=== QUOTED PASSAGE ===

RULE 10 – BROADCASTING & PHOTOGRAPHING COURT PROCEEDINGS
- Court Proceeding
- The broadcasting and photographing of court proceedings shall be in accordance with Rule 12 of the Rules of Superintendence for the Courts of Ohio. Requests for permission to broadcast, televise, photograph or otherwise record Court proceedings that are open to the public as provided by Ohio law, shall be made in writing for the judge presiding over the proceeding. The written application and order of the judge granting or denying such application shall be made part of the record of the proceeding.
- Requests shall be made in writing and submitted to the Court Administrator as far in advance as possible, but not less than one court date prior to the courtroom session to be recorded. The judge may waive advance notice for good cause.
- The written application shall include the following:
- The case name;
- The case number;
- The type of coverage desired;
- The type of equipment being used;
- Names of all operating personnel.
- Only representatives of federally licensed broadcast or cable media outlets (licensed by the Federal Communications Commission) or a member of the Associated Press, Reuters, or otherwise nationally recognized news/wire service or local print or internet media business entities who regularly report on cases occurring in the Paulding County Courthouse (collectively “Authorized Media Representatives”) shall be permitted to submit a media application.
After consultation with the media, the judge shall specify the place or places in the courtroom where the operators and equipment are to be positioned.
- Permissible Equipment and Operators
- Use of more than one portable television, videotape or movie camera with one operator shall be allowed only with permission of the judge.
- Not more than one still photographer shall be permitted to photograph Court proceedings without permission of the judge. Still photographers shall be limited to two cameras with two lenses for each camera.
- The judge shall prohibit the use of electronic or photographic equipment that produces distracting sound or light.
- Limitations
- There shall be no audio pickup or broadcast of conferences conducted in a court facility between attorneys and clients or co-counsel or of conferences conducted at the bench between counsel and the judge.
- The judge shall inform victims and witnesses of their right to object to being filmed, videotaped, recorded, or photographed.
- Unless permitted by the judge, there shall be no filming, videotaping, recording, photographing of jurors or prospective jurors.

===

### REQUEST 1
Answer these from the rule on broadcasting court proceedings:
(a) To whom must written requests to record a proceeding be submitted?
(b) How many cameras may a still photographer use?
(c) Whom must the judge inform of their right to object to being filmed?

=== RECORDS PROVIDED ===

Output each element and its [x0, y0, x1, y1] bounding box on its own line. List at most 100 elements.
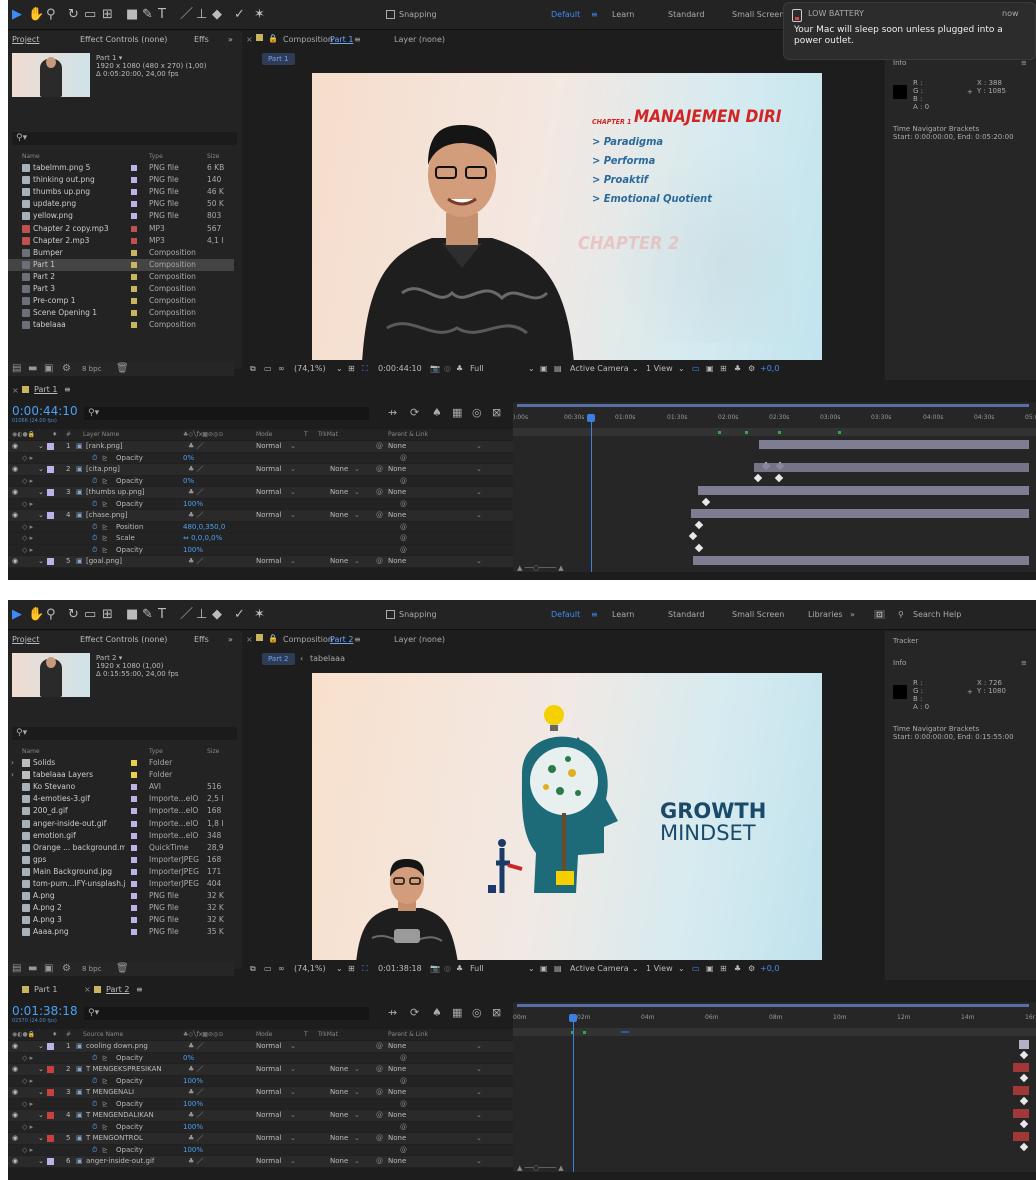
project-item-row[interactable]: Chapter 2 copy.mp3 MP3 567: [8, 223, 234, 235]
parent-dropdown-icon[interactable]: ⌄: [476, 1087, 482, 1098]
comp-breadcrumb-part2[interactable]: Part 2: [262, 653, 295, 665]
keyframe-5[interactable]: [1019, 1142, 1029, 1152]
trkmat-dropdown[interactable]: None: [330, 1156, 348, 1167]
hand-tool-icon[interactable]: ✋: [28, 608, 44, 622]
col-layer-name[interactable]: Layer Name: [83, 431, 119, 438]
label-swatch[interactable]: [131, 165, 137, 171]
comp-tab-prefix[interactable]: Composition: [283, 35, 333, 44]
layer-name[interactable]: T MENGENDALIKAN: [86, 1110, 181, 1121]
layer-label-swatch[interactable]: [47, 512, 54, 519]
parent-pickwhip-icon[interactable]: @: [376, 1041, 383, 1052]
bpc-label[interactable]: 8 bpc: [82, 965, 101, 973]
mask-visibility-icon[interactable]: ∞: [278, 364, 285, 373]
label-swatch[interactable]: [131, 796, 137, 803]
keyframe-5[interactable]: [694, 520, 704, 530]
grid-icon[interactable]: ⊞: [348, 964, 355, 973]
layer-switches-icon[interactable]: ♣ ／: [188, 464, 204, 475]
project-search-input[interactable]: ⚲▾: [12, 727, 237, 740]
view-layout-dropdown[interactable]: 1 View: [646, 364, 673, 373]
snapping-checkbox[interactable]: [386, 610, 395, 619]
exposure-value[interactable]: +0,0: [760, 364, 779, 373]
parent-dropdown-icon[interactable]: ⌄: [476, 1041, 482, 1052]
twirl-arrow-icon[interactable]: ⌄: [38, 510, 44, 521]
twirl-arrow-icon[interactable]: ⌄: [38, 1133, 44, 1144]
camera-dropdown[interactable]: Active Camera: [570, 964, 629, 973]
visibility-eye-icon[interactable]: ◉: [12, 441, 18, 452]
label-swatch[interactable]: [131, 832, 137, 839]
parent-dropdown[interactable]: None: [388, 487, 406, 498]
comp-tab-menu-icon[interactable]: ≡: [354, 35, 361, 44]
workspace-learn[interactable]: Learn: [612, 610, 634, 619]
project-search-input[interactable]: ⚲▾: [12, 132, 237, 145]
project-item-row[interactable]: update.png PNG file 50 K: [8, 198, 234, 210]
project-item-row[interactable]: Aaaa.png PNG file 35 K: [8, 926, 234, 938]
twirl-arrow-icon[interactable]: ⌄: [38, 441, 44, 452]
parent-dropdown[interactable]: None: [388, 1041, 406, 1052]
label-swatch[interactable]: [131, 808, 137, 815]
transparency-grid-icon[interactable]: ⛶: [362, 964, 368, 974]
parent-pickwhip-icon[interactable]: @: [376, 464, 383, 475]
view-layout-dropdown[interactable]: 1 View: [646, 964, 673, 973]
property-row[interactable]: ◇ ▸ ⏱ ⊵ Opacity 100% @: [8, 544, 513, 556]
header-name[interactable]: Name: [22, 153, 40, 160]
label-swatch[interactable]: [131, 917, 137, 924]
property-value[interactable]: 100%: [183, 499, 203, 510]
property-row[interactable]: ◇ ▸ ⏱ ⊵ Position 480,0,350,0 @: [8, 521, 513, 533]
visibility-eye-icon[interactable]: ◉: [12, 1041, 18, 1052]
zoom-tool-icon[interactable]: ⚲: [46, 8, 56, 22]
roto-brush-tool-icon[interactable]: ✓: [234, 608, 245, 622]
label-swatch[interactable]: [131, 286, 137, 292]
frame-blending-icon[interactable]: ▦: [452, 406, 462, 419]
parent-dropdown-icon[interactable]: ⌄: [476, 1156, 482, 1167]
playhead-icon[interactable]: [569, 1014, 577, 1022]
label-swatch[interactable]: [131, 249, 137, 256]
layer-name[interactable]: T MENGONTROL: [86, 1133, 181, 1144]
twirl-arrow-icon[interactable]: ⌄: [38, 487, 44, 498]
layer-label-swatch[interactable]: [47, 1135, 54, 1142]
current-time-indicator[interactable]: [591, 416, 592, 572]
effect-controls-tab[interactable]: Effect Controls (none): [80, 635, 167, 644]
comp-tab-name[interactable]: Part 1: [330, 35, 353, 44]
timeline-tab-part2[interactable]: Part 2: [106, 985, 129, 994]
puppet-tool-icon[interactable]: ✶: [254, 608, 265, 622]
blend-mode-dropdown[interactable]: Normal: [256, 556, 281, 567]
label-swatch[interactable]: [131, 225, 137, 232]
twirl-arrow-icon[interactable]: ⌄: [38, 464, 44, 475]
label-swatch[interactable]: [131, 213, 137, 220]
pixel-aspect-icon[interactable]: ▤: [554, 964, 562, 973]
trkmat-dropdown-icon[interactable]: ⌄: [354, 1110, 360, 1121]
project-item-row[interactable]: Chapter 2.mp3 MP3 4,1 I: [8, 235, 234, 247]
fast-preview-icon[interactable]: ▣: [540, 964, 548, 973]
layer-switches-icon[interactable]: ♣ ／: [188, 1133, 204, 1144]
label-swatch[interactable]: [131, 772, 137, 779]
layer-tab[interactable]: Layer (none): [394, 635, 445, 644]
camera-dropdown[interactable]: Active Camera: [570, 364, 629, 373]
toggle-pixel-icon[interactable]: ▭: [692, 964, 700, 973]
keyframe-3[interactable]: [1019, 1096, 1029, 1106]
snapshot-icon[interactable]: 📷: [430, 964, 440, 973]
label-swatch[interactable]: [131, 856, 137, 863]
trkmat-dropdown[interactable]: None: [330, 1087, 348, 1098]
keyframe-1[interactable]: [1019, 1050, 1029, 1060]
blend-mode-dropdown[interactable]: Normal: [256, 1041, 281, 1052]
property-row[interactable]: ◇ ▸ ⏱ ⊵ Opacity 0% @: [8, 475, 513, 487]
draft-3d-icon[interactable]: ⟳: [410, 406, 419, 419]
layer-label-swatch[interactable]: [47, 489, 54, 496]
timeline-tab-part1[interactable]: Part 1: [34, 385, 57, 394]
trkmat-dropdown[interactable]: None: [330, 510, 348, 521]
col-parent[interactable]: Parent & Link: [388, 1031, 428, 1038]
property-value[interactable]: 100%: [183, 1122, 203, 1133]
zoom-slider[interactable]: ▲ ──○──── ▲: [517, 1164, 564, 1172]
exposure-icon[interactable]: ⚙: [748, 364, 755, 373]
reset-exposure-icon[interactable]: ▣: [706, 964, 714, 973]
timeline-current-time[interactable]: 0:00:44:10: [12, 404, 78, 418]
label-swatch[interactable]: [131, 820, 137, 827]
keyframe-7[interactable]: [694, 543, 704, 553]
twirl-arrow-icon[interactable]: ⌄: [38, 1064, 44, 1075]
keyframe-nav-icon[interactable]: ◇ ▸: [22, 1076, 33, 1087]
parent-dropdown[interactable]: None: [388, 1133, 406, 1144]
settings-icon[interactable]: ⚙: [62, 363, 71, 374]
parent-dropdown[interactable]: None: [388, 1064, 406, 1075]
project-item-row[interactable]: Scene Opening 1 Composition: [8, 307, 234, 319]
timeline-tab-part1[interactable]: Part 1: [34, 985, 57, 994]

===

### REQUEST 2
Copy the lines of the listing between the line holding "project-item-row[interactable]: Chapter 2 copy.mp3" and the line holding "view-layout-dropdown[interactable]: 1 View: [646, 964, 673, 973]", inclusive.

### ANSWER 1
(a) The Court Administrator.
(b) Two cameras, with two lenses for each camera.
(c) Victims and witnesses.

### ANSWER 2
project-item-row[interactable]: Chapter 2 copy.mp3 MP3 567: [8, 223, 234, 235]
parent-dropdown-icon[interactable]: ⌄: [476, 1087, 482, 1098]
comp-breadcrumb-part2[interactable]: Part 2: [262, 653, 295, 665]
keyframe-5[interactable]: [1019, 1142, 1029, 1152]
trkmat-dropdown[interactable]: None: [330, 1156, 348, 1167]
hand-tool-icon[interactable]: ✋: [28, 608, 44, 622]
col-layer-name[interactable]: Layer Name: [83, 431, 119, 438]
label-swatch[interactable]: [131, 165, 137, 171]
comp-tab-prefix[interactable]: Composition: [283, 35, 333, 44]
layer-name[interactable]: T MENGENDALIKAN: [86, 1110, 181, 1121]
layer-label-swatch[interactable]: [47, 512, 54, 519]
parent-pickwhip-icon[interactable]: @: [376, 1041, 383, 1052]
bpc-label[interactable]: 8 bpc: [82, 965, 101, 973]
mask-visibility-icon[interactable]: ∞: [278, 364, 285, 373]
label-swatch[interactable]: [131, 796, 137, 803]
keyframe-5[interactable]: [694, 520, 704, 530]
grid-icon[interactable]: ⊞: [348, 964, 355, 973]
layer-switches-icon[interactable]: ♣ ／: [188, 464, 204, 475]
project-search-input[interactable]: ⚲▾: [12, 727, 237, 740]
view-layout-dropdown[interactable]: 1 View: [646, 364, 673, 373]
snapping-checkbox[interactable]: [386, 610, 395, 619]
exposure-value[interactable]: +0,0: [760, 364, 779, 373]
parent-dropdown-icon[interactable]: ⌄: [476, 1041, 482, 1052]
twirl-arrow-icon[interactable]: ⌄: [38, 510, 44, 521]
twirl-arrow-icon[interactable]: ⌄: [38, 1133, 44, 1144]
camera-dropdown[interactable]: Active Camera: [570, 964, 629, 973]
visibility-eye-icon[interactable]: ◉: [12, 441, 18, 452]
label-swatch[interactable]: [131, 832, 137, 839]
parent-dropdown[interactable]: None: [388, 487, 406, 498]
comp-tab-menu-icon[interactable]: ≡: [354, 35, 361, 44]
workspace-learn[interactable]: Learn: [612, 610, 634, 619]
project-search-input[interactable]: ⚲▾: [12, 132, 237, 145]
project-item-row[interactable]: update.png PNG file 50 K: [8, 198, 234, 210]
project-item-row[interactable]: Aaaa.png PNG file 35 K: [8, 926, 234, 938]
twirl-arrow-icon[interactable]: ⌄: [38, 441, 44, 452]
parent-dropdown[interactable]: None: [388, 1041, 406, 1052]
label-swatch[interactable]: [131, 808, 137, 815]
transparency-grid-icon[interactable]: ⛶: [362, 964, 368, 974]
parent-pickwhip-icon[interactable]: @: [376, 464, 383, 475]
view-layout-dropdown[interactable]: 1 View: [646, 964, 673, 973]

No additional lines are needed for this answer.